_Problem:_ Transcribe the data. Leave out nothing.

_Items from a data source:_
%%

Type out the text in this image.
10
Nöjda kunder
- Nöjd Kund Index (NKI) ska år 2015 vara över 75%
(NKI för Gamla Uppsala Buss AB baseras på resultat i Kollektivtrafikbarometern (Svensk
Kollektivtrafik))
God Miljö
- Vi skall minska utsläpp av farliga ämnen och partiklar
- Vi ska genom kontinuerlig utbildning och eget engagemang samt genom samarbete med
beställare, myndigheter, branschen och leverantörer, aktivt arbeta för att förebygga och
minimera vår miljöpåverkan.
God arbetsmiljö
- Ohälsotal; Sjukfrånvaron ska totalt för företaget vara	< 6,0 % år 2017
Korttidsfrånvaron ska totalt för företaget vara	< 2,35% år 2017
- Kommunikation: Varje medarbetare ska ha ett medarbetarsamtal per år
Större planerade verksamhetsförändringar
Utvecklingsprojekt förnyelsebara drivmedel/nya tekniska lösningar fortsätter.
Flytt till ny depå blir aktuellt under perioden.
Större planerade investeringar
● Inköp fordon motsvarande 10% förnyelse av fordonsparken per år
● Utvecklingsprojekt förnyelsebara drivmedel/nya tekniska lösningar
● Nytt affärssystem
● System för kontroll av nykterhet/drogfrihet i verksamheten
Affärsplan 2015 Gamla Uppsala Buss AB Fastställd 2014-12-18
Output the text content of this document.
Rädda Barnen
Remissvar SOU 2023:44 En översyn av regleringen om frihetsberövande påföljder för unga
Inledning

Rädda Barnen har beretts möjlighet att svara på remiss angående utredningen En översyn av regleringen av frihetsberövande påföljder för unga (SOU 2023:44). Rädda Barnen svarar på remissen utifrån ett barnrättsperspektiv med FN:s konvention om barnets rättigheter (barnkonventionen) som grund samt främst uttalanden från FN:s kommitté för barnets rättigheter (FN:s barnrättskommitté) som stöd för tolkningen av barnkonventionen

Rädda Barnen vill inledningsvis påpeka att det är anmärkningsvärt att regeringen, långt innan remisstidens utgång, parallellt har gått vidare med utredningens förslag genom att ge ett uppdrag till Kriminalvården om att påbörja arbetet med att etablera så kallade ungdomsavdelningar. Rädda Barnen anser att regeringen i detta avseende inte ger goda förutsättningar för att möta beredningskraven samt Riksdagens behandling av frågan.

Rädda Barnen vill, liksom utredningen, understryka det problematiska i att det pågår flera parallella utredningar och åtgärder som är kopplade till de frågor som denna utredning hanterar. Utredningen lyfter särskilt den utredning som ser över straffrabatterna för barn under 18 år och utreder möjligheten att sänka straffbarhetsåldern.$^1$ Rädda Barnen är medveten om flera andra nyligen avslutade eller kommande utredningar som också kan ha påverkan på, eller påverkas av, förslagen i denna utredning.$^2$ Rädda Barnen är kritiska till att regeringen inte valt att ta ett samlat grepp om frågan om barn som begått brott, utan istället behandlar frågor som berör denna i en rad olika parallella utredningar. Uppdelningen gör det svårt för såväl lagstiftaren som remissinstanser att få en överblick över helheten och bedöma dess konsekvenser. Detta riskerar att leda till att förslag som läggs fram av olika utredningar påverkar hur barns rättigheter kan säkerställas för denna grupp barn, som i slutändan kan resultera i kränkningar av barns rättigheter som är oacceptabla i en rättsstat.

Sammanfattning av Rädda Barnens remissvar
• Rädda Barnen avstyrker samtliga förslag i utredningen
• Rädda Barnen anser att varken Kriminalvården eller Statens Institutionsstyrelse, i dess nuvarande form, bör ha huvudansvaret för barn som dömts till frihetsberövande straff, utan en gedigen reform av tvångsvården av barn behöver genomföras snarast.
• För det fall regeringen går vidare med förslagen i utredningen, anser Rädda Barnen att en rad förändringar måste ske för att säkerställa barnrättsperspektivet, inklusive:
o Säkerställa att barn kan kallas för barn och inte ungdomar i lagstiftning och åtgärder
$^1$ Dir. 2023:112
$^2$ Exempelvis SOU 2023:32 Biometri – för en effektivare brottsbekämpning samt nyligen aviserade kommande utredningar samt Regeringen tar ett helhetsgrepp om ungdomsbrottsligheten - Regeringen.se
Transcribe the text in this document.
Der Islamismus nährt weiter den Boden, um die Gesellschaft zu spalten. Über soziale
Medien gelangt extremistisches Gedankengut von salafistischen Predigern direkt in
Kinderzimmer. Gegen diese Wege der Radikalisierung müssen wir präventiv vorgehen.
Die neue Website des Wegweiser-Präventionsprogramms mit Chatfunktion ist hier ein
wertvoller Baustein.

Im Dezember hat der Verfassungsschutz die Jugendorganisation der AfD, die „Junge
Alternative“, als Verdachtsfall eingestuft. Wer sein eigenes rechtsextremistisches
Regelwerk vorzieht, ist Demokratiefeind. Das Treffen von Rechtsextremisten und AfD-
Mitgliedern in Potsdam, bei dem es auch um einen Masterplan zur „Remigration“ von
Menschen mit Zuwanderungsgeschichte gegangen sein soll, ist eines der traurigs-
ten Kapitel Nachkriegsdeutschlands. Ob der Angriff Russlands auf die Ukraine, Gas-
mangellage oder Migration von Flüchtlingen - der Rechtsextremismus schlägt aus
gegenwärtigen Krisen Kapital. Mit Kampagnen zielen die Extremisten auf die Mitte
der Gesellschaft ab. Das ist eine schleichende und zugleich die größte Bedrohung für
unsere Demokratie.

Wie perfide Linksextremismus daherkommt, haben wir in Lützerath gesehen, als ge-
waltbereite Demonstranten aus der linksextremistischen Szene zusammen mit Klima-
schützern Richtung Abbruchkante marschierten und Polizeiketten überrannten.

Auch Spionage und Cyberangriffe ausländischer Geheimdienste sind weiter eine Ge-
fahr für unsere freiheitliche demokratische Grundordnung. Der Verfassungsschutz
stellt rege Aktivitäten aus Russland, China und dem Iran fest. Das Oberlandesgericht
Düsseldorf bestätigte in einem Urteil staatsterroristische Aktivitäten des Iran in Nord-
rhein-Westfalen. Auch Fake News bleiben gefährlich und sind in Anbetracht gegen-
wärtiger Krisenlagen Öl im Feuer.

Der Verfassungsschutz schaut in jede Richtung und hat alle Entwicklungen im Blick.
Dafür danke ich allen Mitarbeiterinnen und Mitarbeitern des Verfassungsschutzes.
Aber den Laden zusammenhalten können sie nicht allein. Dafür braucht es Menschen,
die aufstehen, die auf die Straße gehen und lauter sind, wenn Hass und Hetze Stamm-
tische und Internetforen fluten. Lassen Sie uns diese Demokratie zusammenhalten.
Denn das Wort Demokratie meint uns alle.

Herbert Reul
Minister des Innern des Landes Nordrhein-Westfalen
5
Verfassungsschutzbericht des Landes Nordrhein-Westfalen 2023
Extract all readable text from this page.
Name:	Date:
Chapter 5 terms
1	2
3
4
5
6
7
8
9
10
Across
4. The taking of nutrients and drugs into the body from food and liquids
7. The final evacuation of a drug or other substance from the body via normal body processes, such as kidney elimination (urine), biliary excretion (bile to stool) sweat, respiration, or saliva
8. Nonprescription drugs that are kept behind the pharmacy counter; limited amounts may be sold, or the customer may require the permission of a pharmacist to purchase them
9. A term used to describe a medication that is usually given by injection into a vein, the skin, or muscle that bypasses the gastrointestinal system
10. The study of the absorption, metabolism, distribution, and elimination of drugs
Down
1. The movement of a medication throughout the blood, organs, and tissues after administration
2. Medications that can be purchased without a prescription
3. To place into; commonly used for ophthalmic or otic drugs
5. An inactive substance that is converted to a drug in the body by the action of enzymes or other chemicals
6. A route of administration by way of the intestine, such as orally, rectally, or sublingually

%%

_Answer to this task:_
Type out the text in this image.
10
Nöjda kunder
- Nöjd Kund Index (NKI) ska år 2015 vara över 75%
(NKI för Gamla Uppsala Buss AB baseras på resultat i Kollektivtrafikbarometern (Svensk
Kollektivtrafik))
God Miljö
- Vi skall minska utsläpp av farliga ämnen och partiklar
- Vi ska genom kontinuerlig utbildning och eget engagemang samt genom samarbete med
beställare, myndigheter, branschen och leverantörer, aktivt arbeta för att förebygga och
minimera vår miljöpåverkan.
God arbetsmiljö
- Ohälsotal; Sjukfrånvaron ska totalt för företaget vara	< 6,0 % år 2017
Korttidsfrånvaron ska totalt för företaget vara	< 2,35% år 2017
- Kommunikation: Varje medarbetare ska ha ett medarbetarsamtal per år
Större planerade verksamhetsförändringar
Utvecklingsprojekt förnyelsebara drivmedel/nya tekniska lösningar fortsätter.
Flytt till ny depå blir aktuellt under perioden.
Större planerade investeringar
● Inköp fordon motsvarande 10% förnyelse av fordonsparken per år
● Utvecklingsprojekt förnyelsebara drivmedel/nya tekniska lösningar
● Nytt affärssystem
● System för kontroll av nykterhet/drogfrihet i verksamheten
Affärsplan 2015 Gamla Uppsala Buss AB Fastställd 2014-12-18
Output the text content of this document.
Rädda Barnen
Remissvar SOU 2023:44 En översyn av regleringen om frihetsberövande påföljder för unga
Inledning

Rädda Barnen har beretts möjlighet att svara på remiss angående utredningen En översyn av regleringen av frihetsberövande påföljder för unga (SOU 2023:44). Rädda Barnen svarar på remissen utifrån ett barnrättsperspektiv med FN:s konvention om barnets rättigheter (barnkonventionen) som grund samt främst uttalanden från FN:s kommitté för barnets rättigheter (FN:s barnrättskommitté) som stöd för tolkningen av barnkonventionen

Rädda Barnen vill inledningsvis påpeka att det är anmärkningsvärt att regeringen, långt innan remisstidens utgång, parallellt har gått vidare med utredningens förslag genom att ge ett uppdrag till Kriminalvården om att påbörja arbetet med att etablera så kallade ungdomsavdelningar. Rädda Barnen anser att regeringen i detta avseende inte ger goda förutsättningar för att möta beredningskraven samt Riksdagens behandling av frågan.

Rädda Barnen vill, liksom utredningen, understryka det problematiska i att det pågår flera parallella utredningar och åtgärder som är kopplade till de frågor som denna utredning hanterar. Utredningen lyfter särskilt den utredning som ser över straffrabatterna för barn under 18 år och utreder möjligheten att sänka straffbarhetsåldern.$^1$ Rädda Barnen är medveten om flera andra nyligen avslutade eller kommande utredningar som också kan ha påverkan på, eller påverkas av, förslagen i denna utredning.$^2$ Rädda Barnen är kritiska till att regeringen inte valt att ta ett samlat grepp om frågan om barn som begått brott, utan istället behandlar frågor som berör denna i en rad olika parallella utredningar. Uppdelningen gör det svårt för såväl lagstiftaren som remissinstanser att få en överblick över helheten och bedöma dess konsekvenser. Detta riskerar att leda till att förslag som läggs fram av olika utredningar påverkar hur barns rättigheter kan säkerställas för denna grupp barn, som i slutändan kan resultera i kränkningar av barns rättigheter som är oacceptabla i en rättsstat.

Sammanfattning av Rädda Barnens remissvar
• Rädda Barnen avstyrker samtliga förslag i utredningen
• Rädda Barnen anser att varken Kriminalvården eller Statens Institutionsstyrelse, i dess nuvarande form, bör ha huvudansvaret för barn som dömts till frihetsberövande straff, utan en gedigen reform av tvångsvården av barn behöver genomföras snarast.
• För det fall regeringen går vidare med förslagen i utredningen, anser Rädda Barnen att en rad förändringar måste ske för att säkerställa barnrättsperspektivet, inklusive:
o Säkerställa att barn kan kallas för barn och inte ungdomar i lagstiftning och åtgärder
$^1$ Dir. 2023:112
$^2$ Exempelvis SOU 2023:32 Biometri – för en effektivare brottsbekämpning samt nyligen aviserade kommande utredningar samt Regeringen tar ett helhetsgrepp om ungdomsbrottsligheten - Regeringen.se
Transcribe the text in this document.
Der Islamismus nährt weiter den Boden, um die Gesellschaft zu spalten. Über soziale
Medien gelangt extremistisches Gedankengut von salafistischen Predigern direkt in
Kinderzimmer. Gegen diese Wege der Radikalisierung müssen wir präventiv vorgehen.
Die neue Website des Wegweiser-Präventionsprogramms mit Chatfunktion ist hier ein
wertvoller Baustein.

Im Dezember hat der Verfassungsschutz die Jugendorganisation der AfD, die „Junge
Alternative“, als Verdachtsfall eingestuft. Wer sein eigenes rechtsextremistisches
Regelwerk vorzieht, ist Demokratiefeind. Das Treffen von Rechtsextremisten und AfD-
Mitgliedern in Potsdam, bei dem es auch um einen Masterplan zur „Remigration“ von
Menschen mit Zuwanderungsgeschichte gegangen sein soll, ist eines der traurigs-
ten Kapitel Nachkriegsdeutschlands. Ob der Angriff Russlands auf die Ukraine, Gas-
mangellage oder Migration von Flüchtlingen - der Rechtsextremismus schlägt aus
gegenwärtigen Krisen Kapital. Mit Kampagnen zielen die Extremisten auf die Mitte
der Gesellschaft ab. Das ist eine schleichende und zugleich die größte Bedrohung für
unsere Demokratie.

Wie perfide Linksextremismus daherkommt, haben wir in Lützerath gesehen, als ge-
waltbereite Demonstranten aus der linksextremistischen Szene zusammen mit Klima-
schützern Richtung Abbruchkante marschierten und Polizeiketten überrannten.

Auch Spionage und Cyberangriffe ausländischer Geheimdienste sind weiter eine Ge-
fahr für unsere freiheitliche demokratische Grundordnung. Der Verfassungsschutz
stellt rege Aktivitäten aus Russland, China und dem Iran fest. Das Oberlandesgericht
Düsseldorf bestätigte in einem Urteil staatsterroristische Aktivitäten des Iran in Nord-
rhein-Westfalen. Auch Fake News bleiben gefährlich und sind in Anbetracht gegen-
wärtiger Krisenlagen Öl im Feuer.

Der Verfassungsschutz schaut in jede Richtung und hat alle Entwicklungen im Blick.
Dafür danke ich allen Mitarbeiterinnen und Mitarbeitern des Verfassungsschutzes.
Aber den Laden zusammenhalten können sie nicht allein. Dafür braucht es Menschen,
die aufstehen, die auf die Straße gehen und lauter sind, wenn Hass und Hetze Stamm-
tische und Internetforen fluten. Lassen Sie uns diese Demokratie zusammenhalten.
Denn das Wort Demokratie meint uns alle.

Herbert Reul
Minister des Innern des Landes Nordrhein-Westfalen
5
Verfassungsschutzbericht des Landes Nordrhein-Westfalen 2023
Extract all readable text from this page.
Name:	Date:
Chapter 5 terms
1	2
3
4
5
6
7
8
9
10
Across
4. The taking of nutrients and drugs into the body from food and liquids
7. The final evacuation of a drug or other substance from the body via normal body processes, such as kidney elimination (urine), biliary excretion (bile to stool) sweat, respiration, or saliva
8. Nonprescription drugs that are kept behind the pharmacy counter; limited amounts may be sold, or the customer may require the permission of a pharmacist to purchase them
9. A term used to describe a medication that is usually given by injection into a vein, the skin, or muscle that bypasses the gastrointestinal system
10. The study of the absorption, metabolism, distribution, and elimination of drugs
Down
1. The movement of a medication throughout the blood, organs, and tissues after administration
2. Medications that can be purchased without a prescription
3. To place into; commonly used for ophthalmic or otic drugs
5. An inactive substance that is converted to a drug in the body by the action of enzymes or other chemicals
6. A route of administration by way of the intestine, such as orally, rectally, or sublingually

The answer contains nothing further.